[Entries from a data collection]
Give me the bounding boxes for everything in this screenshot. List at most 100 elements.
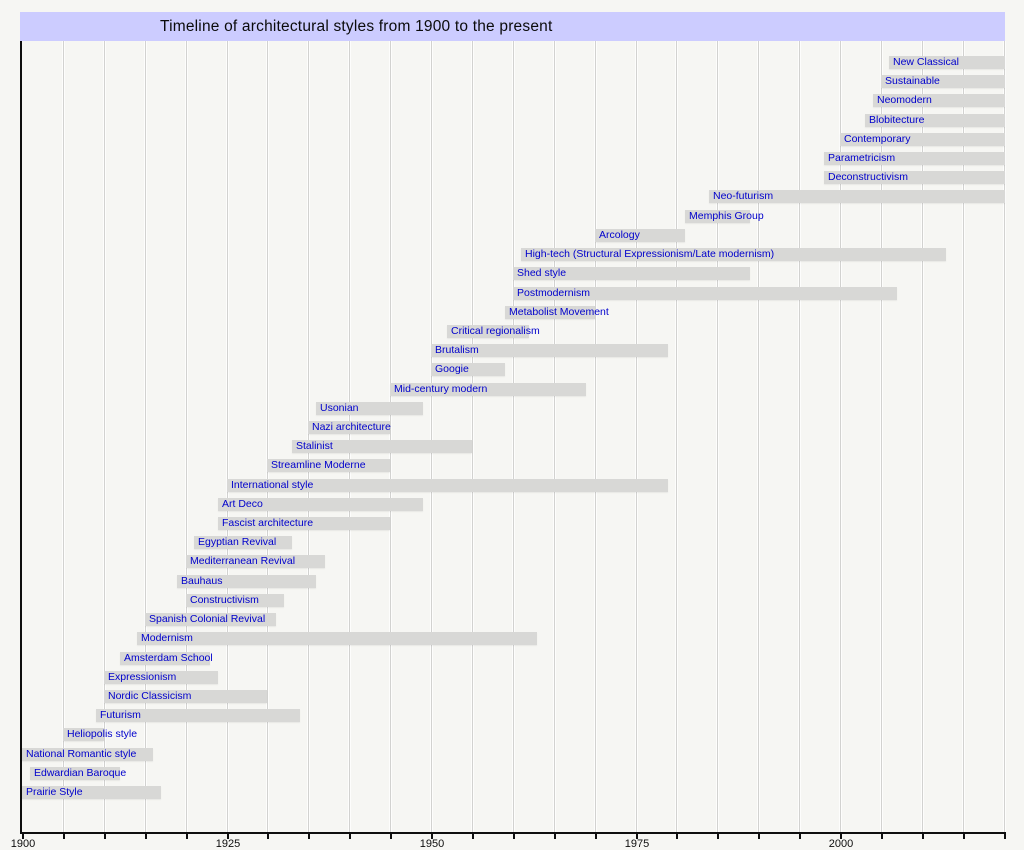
style-bar — [840, 133, 1005, 146]
style-bar — [824, 152, 1005, 165]
style-label: Memphis Group — [689, 210, 764, 222]
axis-tick — [758, 834, 760, 839]
style-label: Fascist architecture — [222, 517, 314, 529]
axis-tick-label: 1900 — [10, 838, 36, 850]
style-label: Neo-futurism — [713, 190, 774, 202]
gridline-1940 — [349, 41, 350, 832]
style-label: Spanish Colonial Revival — [149, 613, 266, 625]
axis-tick — [349, 834, 351, 839]
style-label: Shed style — [517, 267, 567, 279]
style-label: Metabolist Movement — [509, 306, 609, 318]
style-label: Contemporary — [844, 133, 911, 145]
style-bar — [177, 575, 316, 588]
style-bar — [267, 459, 390, 472]
axis-tick — [840, 834, 842, 839]
axis-tick — [145, 834, 147, 839]
gridline-1980 — [676, 41, 677, 832]
style-label: Egyptian Revival — [198, 536, 277, 548]
gridline-1990 — [758, 41, 759, 832]
style-bar — [513, 287, 897, 300]
style-label: Expressionism — [108, 671, 177, 683]
style-label: Art Deco — [222, 498, 263, 510]
gridline-1920 — [186, 41, 187, 832]
axis-tick — [1004, 834, 1006, 839]
style-bar — [120, 652, 210, 665]
style-bar — [316, 402, 423, 415]
axis-tick — [22, 834, 24, 839]
style-label: High-tech (Structural Expressionism/Late… — [525, 248, 775, 260]
axis-tick-label: 1925 — [215, 838, 241, 850]
gridline-2005 — [881, 41, 882, 832]
style-label: Nordic Classicism — [108, 690, 192, 702]
style-label: Heliopolis style — [67, 728, 138, 740]
style-label: Nazi architecture — [312, 421, 391, 433]
axis-tick — [104, 834, 106, 839]
style-label: Googie — [435, 363, 469, 375]
axis-tick — [267, 834, 269, 839]
axis-tick — [308, 834, 310, 839]
style-bar — [104, 690, 267, 703]
axis-tick — [676, 834, 678, 839]
style-bar — [63, 728, 104, 741]
style-bar — [873, 94, 1005, 107]
style-label: Bauhaus — [181, 575, 223, 587]
style-label: Mid-century modern — [394, 383, 488, 395]
gridline-2015 — [963, 41, 964, 832]
gridline-1930 — [267, 41, 268, 832]
style-bar — [137, 632, 537, 645]
style-label: Constructivism — [190, 594, 259, 606]
style-label: Critical regionalism — [451, 325, 540, 337]
style-bar — [824, 171, 1005, 184]
style-label: Deconstructivism — [828, 171, 908, 183]
style-label: Amsterdam School — [124, 652, 213, 664]
style-bar — [881, 75, 1005, 88]
axis-tick-label: 1950 — [419, 838, 445, 850]
axis-tick-label: 2000 — [828, 838, 854, 850]
axis-tick — [636, 834, 638, 839]
style-bar — [186, 555, 325, 568]
gridline-1925 — [227, 41, 228, 832]
gridline-2000 — [840, 41, 841, 832]
style-label: Neomodern — [877, 94, 932, 106]
style-bar — [194, 536, 292, 549]
style-label: Parametricism — [828, 152, 896, 164]
style-bar — [709, 190, 1005, 203]
gridline-1945 — [390, 41, 391, 832]
axis-tick — [513, 834, 515, 839]
style-bar — [505, 306, 595, 319]
style-bar — [431, 363, 505, 376]
chart-title: Timeline of architectural styles from 19… — [160, 18, 553, 35]
style-bar — [308, 421, 390, 434]
style-label: Sustainable — [885, 75, 940, 87]
axis-tick — [963, 834, 965, 839]
style-label: Edwardian Baroque — [34, 767, 127, 779]
style-label: International style — [231, 479, 314, 491]
gridline-1915 — [145, 41, 146, 832]
axis-tick — [472, 834, 474, 839]
style-bar — [447, 325, 529, 338]
style-bar — [865, 114, 1005, 127]
gridline-1960 — [513, 41, 514, 832]
style-bar — [22, 786, 161, 799]
gridline-1970 — [595, 41, 596, 832]
style-bar — [30, 767, 120, 780]
style-bar — [431, 344, 668, 357]
axis-tick — [390, 834, 392, 839]
style-bar — [145, 613, 276, 626]
style-label: Blobitecture — [869, 114, 925, 126]
axis-tick — [799, 834, 801, 839]
axis-tick — [881, 834, 883, 839]
style-bar — [390, 383, 586, 396]
axis-tick — [717, 834, 719, 839]
gridline-2020 — [1004, 41, 1005, 832]
style-bar — [521, 248, 946, 261]
gridline-1965 — [554, 41, 555, 832]
gridline-1905 — [63, 41, 64, 832]
style-label: Brutalism — [435, 344, 479, 356]
axis-tick — [554, 834, 556, 839]
style-bar — [513, 267, 750, 280]
style-label: Prairie Style — [26, 786, 83, 798]
style-label: National Romantic style — [26, 748, 137, 760]
style-label: Arcology — [599, 229, 640, 241]
style-bar — [595, 229, 685, 242]
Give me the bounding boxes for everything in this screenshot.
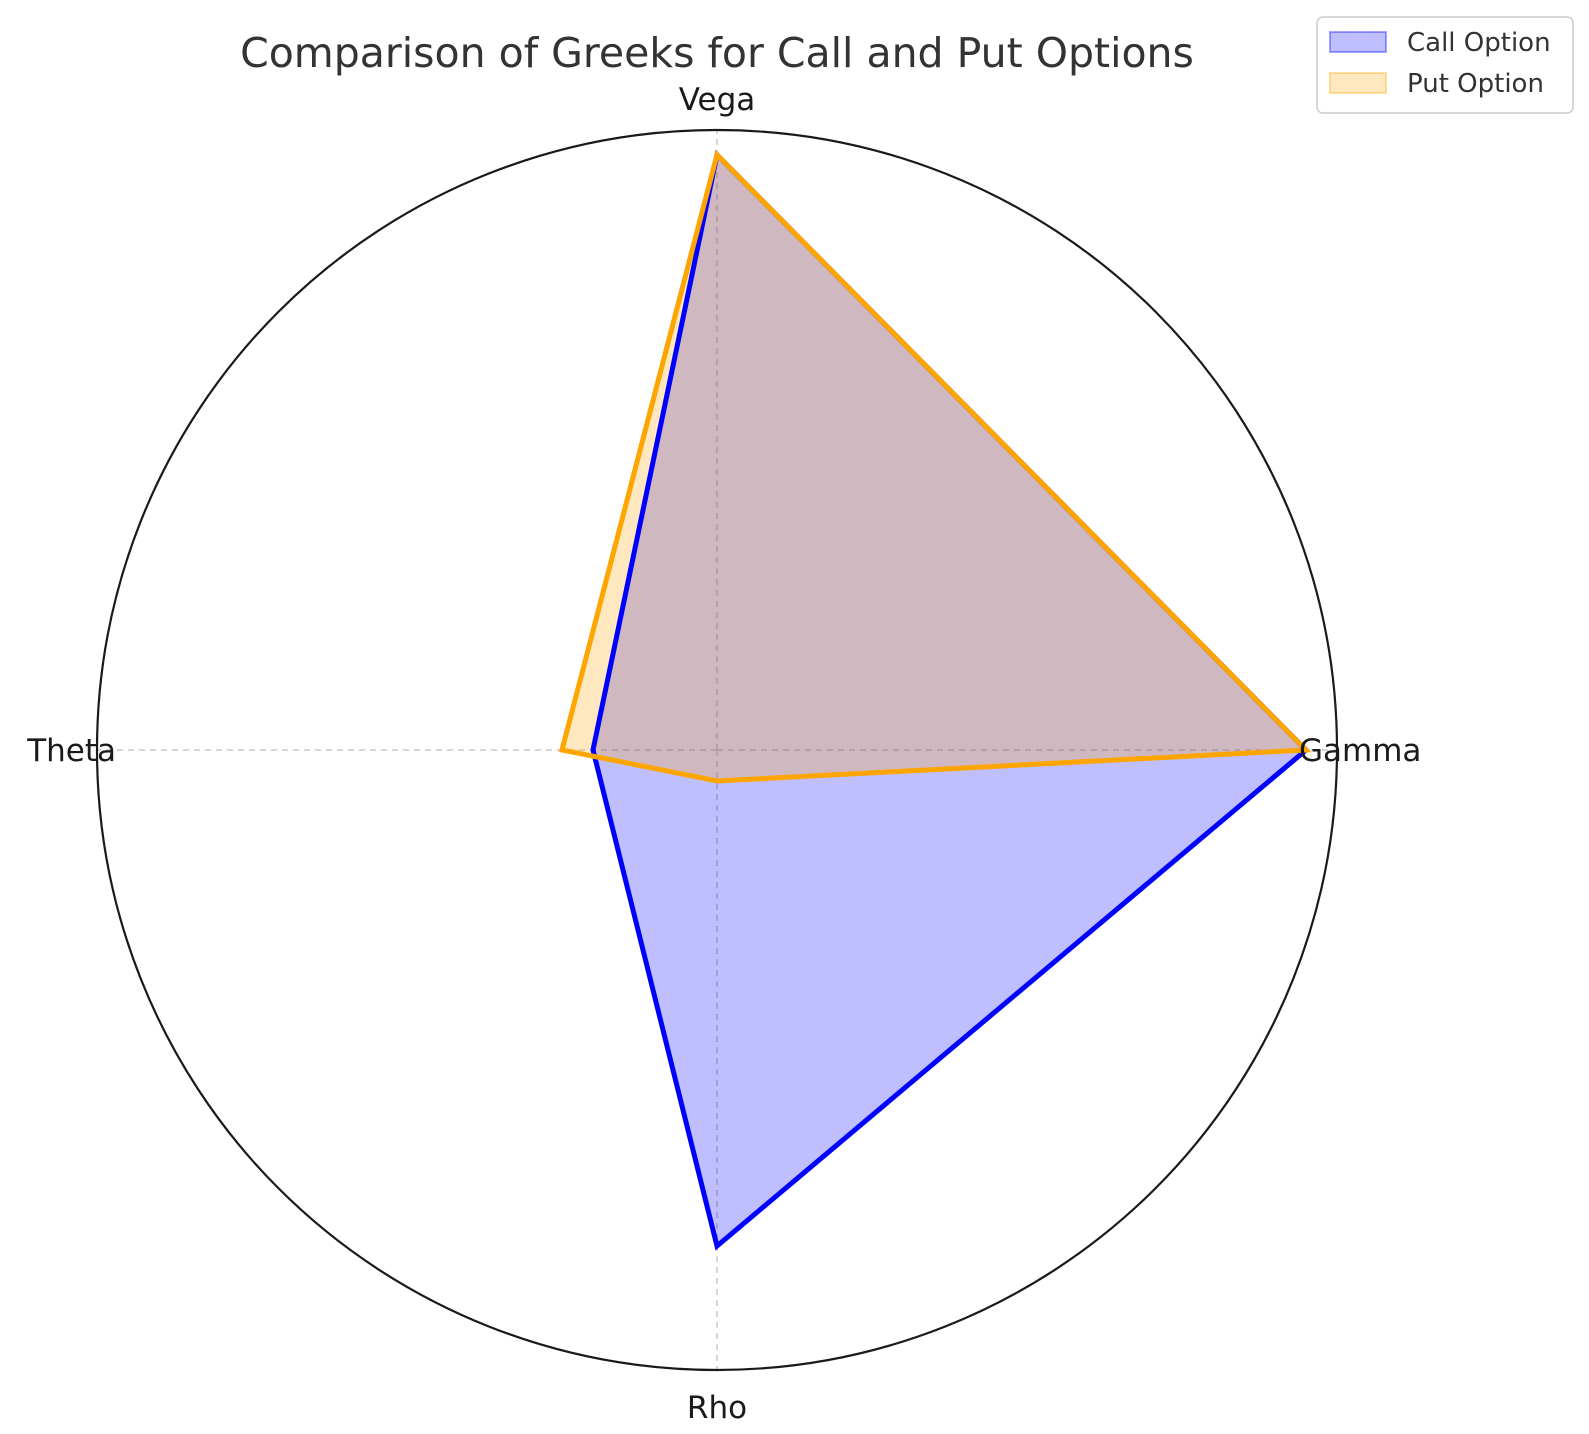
legend-label-put-option: Put Option bbox=[1407, 69, 1544, 99]
call-option-area bbox=[593, 154, 1306, 1246]
radar-grid bbox=[95, 128, 1339, 1372]
axis-label-gamma: Gamma bbox=[1299, 733, 1421, 769]
radar-outer-frame bbox=[95, 128, 1339, 1372]
put-option-outline bbox=[558, 149, 1312, 784]
chart-title: Comparison of Greeks for Call and Put Op… bbox=[240, 29, 1194, 77]
legend-swatch-put-option bbox=[1329, 72, 1387, 94]
axis-label-theta: Theta bbox=[26, 733, 116, 769]
put-option-area bbox=[562, 154, 1306, 782]
legend-label-call-option: Call Option bbox=[1407, 28, 1551, 58]
legend: Call Option Put Option bbox=[1316, 16, 1574, 114]
legend-swatch-call-option bbox=[1329, 31, 1387, 53]
radar-series bbox=[558, 149, 1312, 1251]
axis-labels: Gamma Vega Theta Rho bbox=[26, 82, 1421, 1426]
axis-label-vega: Vega bbox=[679, 82, 756, 118]
axis-label-rho: Rho bbox=[687, 1390, 747, 1426]
legend-box bbox=[1316, 16, 1574, 114]
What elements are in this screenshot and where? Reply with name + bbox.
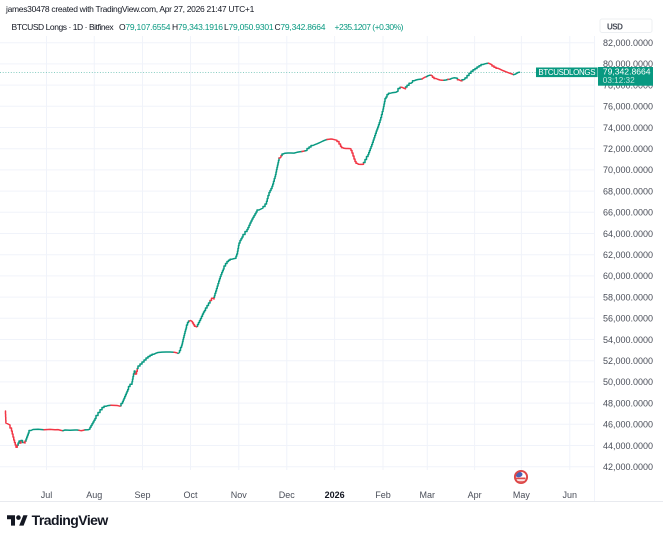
svg-text:Mar: Mar [420,490,436,500]
svg-text:03:12:32: 03:12:32 [603,76,635,85]
svg-text:Jul: Jul [41,490,53,500]
svg-text:44,000.0000: 44,000.0000 [603,441,653,451]
svg-text:Apr: Apr [468,490,482,500]
svg-text:58,000.0000: 58,000.0000 [603,292,653,302]
svg-text:Oct: Oct [183,490,198,500]
svg-text:BTCUSDLONGS: BTCUSDLONGS [538,68,595,77]
svg-text:May: May [513,490,531,500]
svg-text:60,000.0000: 60,000.0000 [603,271,653,281]
svg-text:Nov: Nov [231,490,248,500]
svg-text:50,000.0000: 50,000.0000 [603,377,653,387]
svg-text:42,000.0000: 42,000.0000 [603,462,653,472]
svg-text:52,000.0000: 52,000.0000 [603,356,653,366]
svg-text:70,000.0000: 70,000.0000 [603,165,653,175]
svg-text:80,000.0000: 80,000.0000 [603,59,653,69]
svg-text:Dec: Dec [279,490,296,500]
svg-text:79,342.8664: 79,342.8664 [603,66,651,76]
svg-text:2026: 2026 [325,490,345,500]
svg-text:66,000.0000: 66,000.0000 [603,208,653,218]
svg-text:74,000.0000: 74,000.0000 [603,123,653,133]
svg-text:72,000.0000: 72,000.0000 [603,144,653,154]
svg-text:Feb: Feb [375,490,391,500]
svg-text:USD: USD [607,23,623,32]
svg-text:62,000.0000: 62,000.0000 [603,250,653,260]
svg-text:46,000.0000: 46,000.0000 [603,420,653,430]
svg-text:64,000.0000: 64,000.0000 [603,229,653,239]
svg-text:Jun: Jun [563,490,578,500]
svg-text:Aug: Aug [86,490,102,500]
svg-text:76,000.0000: 76,000.0000 [603,102,653,112]
svg-text:68,000.0000: 68,000.0000 [603,186,653,196]
svg-text:82,000.0000: 82,000.0000 [603,38,653,48]
svg-text:56,000.0000: 56,000.0000 [603,314,653,324]
svg-text:Sep: Sep [134,490,150,500]
svg-text:54,000.0000: 54,000.0000 [603,335,653,345]
svg-text:48,000.0000: 48,000.0000 [603,398,653,408]
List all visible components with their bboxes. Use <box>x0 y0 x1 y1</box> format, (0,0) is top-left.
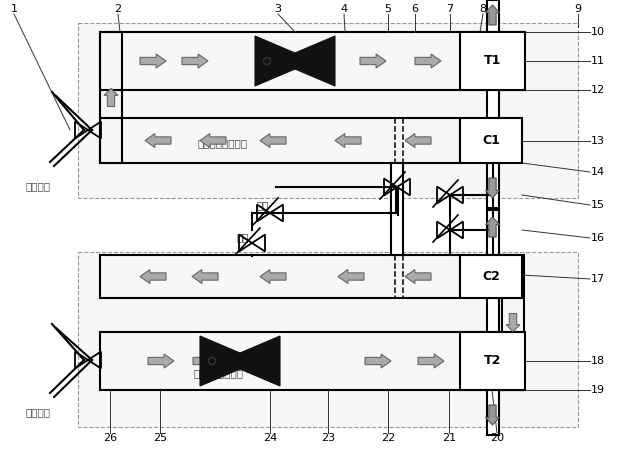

> DESCRIPTION OF THE TASK: Starting with the line that contains "svg-text:Mar: Mar [420,490,436,500]" and ending with the line that contains "svg-text:Oct: Oct [183,490,198,500]", rewrite those lines with "Jul" changed to "July" and nothing else altered.

> TASK ANSWER:
svg-text:Mar: Mar [420,490,436,500]
svg-text:03:12:32: 03:12:32 [603,76,635,85]
svg-text:July: July [41,490,53,500]
svg-text:44,000.0000: 44,000.0000 [603,441,653,451]
svg-text:Apr: Apr [468,490,482,500]
svg-text:58,000.0000: 58,000.0000 [603,292,653,302]
svg-text:Oct: Oct [183,490,198,500]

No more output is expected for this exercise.